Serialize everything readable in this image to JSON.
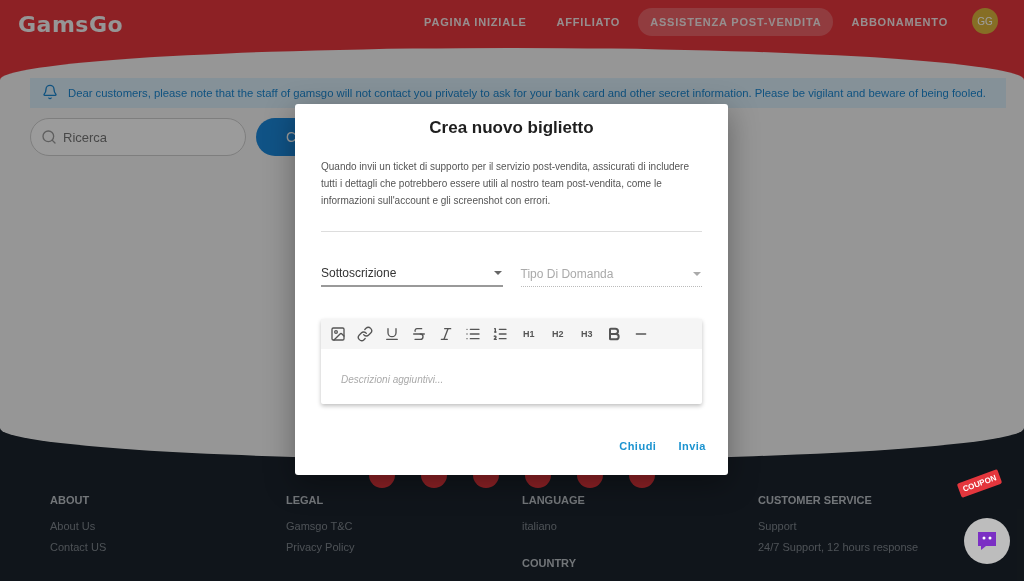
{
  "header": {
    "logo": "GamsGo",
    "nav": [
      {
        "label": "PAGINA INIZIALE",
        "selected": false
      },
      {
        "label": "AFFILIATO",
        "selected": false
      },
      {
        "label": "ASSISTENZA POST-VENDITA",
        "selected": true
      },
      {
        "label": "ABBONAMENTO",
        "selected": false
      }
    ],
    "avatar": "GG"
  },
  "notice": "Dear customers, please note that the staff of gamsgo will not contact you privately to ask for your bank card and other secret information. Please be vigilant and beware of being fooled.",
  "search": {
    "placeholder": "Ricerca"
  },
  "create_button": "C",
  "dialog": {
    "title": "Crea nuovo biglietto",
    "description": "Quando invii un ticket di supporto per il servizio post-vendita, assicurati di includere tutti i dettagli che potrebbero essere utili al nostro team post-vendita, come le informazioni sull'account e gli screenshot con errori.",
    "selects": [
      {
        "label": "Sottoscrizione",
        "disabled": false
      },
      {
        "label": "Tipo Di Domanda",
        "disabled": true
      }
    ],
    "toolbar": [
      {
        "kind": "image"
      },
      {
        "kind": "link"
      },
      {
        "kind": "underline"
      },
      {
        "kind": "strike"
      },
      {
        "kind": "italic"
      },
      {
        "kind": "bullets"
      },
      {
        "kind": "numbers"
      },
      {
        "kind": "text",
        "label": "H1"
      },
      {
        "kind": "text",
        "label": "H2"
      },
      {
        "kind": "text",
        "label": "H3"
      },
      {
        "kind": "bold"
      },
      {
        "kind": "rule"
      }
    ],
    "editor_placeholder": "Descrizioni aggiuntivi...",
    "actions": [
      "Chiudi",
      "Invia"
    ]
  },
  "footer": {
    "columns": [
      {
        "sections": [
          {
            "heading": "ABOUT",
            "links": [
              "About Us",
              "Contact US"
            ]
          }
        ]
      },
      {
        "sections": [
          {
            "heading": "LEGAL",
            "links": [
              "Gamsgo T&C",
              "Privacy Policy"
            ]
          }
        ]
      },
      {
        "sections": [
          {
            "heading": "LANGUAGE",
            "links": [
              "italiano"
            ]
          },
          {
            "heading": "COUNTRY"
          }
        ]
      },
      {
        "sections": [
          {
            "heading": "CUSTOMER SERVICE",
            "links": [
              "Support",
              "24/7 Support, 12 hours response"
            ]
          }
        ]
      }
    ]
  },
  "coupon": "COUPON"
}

◇ ◇ ◇ ◇

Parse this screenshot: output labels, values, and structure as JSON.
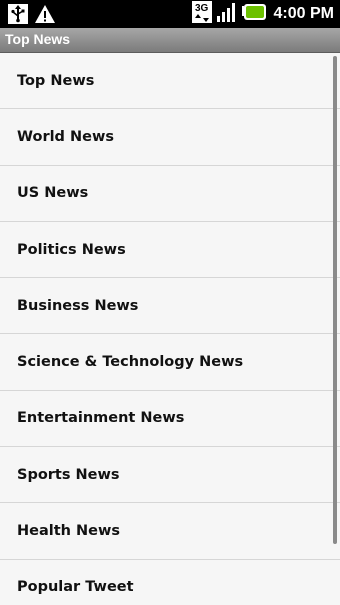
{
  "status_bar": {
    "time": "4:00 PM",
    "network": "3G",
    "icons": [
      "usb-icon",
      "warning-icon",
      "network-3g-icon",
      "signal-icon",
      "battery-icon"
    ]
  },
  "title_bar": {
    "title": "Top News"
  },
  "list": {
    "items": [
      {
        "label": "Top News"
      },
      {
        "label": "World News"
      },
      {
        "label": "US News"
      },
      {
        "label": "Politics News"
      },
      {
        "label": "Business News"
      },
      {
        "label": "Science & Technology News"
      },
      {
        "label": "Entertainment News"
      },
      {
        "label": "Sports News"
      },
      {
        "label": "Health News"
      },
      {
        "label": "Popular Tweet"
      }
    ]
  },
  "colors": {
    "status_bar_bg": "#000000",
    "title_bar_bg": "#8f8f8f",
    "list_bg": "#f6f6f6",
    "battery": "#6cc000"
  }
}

◇ ◇ ◇ ◇

◆ Written exercise ◆
Find all lines with "JSON" in them and copy each one.

◆ Result for this exercise ◆
Serialize everything readable in this image to JSON.
Parse this screenshot: output labels, values, and structure as JSON.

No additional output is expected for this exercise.